[Dataset entries on figures]
»»
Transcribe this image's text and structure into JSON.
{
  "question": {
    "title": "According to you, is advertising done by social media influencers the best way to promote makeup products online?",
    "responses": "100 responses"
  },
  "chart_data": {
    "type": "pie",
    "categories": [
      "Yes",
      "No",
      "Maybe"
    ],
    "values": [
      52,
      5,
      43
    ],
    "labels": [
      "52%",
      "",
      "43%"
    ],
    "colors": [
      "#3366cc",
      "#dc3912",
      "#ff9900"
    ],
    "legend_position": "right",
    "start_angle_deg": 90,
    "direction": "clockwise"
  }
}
««
• Given task
Repeat every entry exactly as written above.

• Written reply
Transcribe this image's text and structure into JSON.
{
  "question": {
    "title": "According to you, is advertising done by social media influencers the best way to promote makeup products online?",
    "responses": "100 responses"
  },
  "chart_data": {
    "type": "pie",
    "categories": [
      "Yes",
      "No",
      "Maybe"
    ],
    "values": [
      52,
      5,
      43
    ],
    "labels": [
      "52%",
      "",
      "43%"
    ],
    "colors": [
      "#3366cc",
      "#dc3912",
      "#ff9900"
    ],
    "legend_position": "right",
    "start_angle_deg": 90,
    "direction": "clockwise"
  }
}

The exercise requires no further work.